- WHAT TO DO: Out of the lines below, please list those that hold the string "ASTM".
---+---
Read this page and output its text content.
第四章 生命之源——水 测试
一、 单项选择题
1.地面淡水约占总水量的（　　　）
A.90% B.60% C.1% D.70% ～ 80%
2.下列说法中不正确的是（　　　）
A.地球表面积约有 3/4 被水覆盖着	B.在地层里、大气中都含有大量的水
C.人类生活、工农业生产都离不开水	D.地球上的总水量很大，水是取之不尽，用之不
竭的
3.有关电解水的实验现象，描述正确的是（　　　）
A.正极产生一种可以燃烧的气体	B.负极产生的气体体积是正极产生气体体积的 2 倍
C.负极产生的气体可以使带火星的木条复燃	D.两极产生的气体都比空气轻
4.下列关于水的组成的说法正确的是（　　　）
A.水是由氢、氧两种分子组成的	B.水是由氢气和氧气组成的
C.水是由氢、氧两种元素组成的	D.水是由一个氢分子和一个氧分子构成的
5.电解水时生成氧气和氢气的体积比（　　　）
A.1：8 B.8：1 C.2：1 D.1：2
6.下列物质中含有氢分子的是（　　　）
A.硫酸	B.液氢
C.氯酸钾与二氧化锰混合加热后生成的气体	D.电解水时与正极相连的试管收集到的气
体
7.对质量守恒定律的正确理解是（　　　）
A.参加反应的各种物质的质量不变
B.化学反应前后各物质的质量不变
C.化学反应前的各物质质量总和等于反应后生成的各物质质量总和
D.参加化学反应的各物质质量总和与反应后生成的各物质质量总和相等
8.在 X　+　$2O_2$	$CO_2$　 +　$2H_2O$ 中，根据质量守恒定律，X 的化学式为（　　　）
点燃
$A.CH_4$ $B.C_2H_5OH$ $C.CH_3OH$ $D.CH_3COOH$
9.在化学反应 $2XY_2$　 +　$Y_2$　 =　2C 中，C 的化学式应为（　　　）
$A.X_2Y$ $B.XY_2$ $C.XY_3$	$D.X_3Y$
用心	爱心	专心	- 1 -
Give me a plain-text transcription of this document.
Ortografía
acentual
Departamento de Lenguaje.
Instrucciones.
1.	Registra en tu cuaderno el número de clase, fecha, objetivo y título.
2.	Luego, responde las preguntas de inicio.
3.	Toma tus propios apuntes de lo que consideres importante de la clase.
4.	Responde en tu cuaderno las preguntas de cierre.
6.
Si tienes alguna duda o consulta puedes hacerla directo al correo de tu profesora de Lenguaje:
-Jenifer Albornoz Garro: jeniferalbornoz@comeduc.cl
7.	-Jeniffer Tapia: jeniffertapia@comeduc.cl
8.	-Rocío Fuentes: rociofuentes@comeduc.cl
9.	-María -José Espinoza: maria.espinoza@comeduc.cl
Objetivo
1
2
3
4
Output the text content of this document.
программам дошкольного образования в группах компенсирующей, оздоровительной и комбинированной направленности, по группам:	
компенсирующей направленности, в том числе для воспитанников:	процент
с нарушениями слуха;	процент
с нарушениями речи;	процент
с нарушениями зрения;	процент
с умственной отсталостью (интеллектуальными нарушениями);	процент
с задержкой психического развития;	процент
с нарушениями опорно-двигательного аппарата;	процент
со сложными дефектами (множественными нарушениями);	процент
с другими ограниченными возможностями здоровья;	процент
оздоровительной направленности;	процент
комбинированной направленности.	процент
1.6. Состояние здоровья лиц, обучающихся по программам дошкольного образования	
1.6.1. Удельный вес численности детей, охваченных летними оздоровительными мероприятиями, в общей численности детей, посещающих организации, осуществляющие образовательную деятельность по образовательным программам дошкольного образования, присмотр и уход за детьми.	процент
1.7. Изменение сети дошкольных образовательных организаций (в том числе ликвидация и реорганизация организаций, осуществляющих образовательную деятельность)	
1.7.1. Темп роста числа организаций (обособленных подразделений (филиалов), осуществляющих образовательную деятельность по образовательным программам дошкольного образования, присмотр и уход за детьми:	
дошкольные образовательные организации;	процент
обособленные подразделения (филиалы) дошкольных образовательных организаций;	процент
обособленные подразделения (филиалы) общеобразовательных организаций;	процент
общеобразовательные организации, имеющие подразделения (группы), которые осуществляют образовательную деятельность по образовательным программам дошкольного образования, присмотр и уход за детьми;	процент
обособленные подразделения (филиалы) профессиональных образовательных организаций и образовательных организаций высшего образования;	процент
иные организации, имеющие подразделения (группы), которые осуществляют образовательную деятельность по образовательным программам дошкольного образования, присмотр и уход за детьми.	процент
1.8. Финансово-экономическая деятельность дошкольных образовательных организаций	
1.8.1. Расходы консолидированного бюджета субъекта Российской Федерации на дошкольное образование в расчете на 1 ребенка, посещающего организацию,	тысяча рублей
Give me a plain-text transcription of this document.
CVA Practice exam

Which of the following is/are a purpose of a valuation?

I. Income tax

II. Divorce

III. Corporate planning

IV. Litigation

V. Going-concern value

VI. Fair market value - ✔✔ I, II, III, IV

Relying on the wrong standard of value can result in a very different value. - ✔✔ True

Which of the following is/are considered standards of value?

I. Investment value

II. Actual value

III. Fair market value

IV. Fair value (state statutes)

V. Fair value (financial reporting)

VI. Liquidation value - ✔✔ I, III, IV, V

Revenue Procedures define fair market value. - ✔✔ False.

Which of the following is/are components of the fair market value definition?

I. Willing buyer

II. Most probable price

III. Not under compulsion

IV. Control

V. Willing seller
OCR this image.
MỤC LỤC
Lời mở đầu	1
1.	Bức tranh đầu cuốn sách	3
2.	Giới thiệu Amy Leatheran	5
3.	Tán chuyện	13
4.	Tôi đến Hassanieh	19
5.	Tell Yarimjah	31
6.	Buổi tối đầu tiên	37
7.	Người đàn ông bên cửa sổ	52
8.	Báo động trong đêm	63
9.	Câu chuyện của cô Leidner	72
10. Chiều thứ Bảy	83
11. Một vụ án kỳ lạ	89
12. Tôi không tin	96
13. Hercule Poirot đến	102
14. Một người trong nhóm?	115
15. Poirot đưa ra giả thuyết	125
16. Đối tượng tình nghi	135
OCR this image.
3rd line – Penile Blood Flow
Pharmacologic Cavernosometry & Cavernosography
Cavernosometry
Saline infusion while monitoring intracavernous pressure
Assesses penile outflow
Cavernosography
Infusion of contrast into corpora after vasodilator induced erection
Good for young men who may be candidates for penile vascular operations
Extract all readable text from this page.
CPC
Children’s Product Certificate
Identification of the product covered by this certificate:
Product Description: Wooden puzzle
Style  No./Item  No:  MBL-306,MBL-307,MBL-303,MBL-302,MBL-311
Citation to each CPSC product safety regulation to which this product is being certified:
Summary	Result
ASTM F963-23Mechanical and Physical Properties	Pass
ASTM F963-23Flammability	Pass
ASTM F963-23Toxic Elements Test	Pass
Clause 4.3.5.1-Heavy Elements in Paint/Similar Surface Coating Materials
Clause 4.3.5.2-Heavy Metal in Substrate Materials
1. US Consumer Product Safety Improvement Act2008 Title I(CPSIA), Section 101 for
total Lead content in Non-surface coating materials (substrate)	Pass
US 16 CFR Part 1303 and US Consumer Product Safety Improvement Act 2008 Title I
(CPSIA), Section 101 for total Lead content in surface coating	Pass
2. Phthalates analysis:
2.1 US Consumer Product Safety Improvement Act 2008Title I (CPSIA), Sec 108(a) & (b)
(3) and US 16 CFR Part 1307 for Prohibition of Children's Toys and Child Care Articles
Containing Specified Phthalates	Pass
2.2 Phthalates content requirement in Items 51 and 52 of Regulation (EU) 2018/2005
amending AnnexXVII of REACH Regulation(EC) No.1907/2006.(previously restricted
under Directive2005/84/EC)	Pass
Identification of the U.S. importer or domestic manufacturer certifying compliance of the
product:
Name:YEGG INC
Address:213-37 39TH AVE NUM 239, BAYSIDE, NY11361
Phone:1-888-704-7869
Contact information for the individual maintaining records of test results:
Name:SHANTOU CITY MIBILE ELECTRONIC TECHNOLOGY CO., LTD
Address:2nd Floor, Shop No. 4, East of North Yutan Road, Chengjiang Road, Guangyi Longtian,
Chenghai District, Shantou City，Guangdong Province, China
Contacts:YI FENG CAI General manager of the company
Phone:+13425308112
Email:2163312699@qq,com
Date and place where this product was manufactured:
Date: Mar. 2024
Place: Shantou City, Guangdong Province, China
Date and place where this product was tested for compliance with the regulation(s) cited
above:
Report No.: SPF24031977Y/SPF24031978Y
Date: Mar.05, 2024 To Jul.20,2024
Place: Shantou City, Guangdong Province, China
---+---
- EXERCISE RESULT:
ASTM F963-23Mechanical and Physical Properties	Pass
ASTM F963-23Flammability	Pass
ASTM F963-23Toxic Elements Test	Pass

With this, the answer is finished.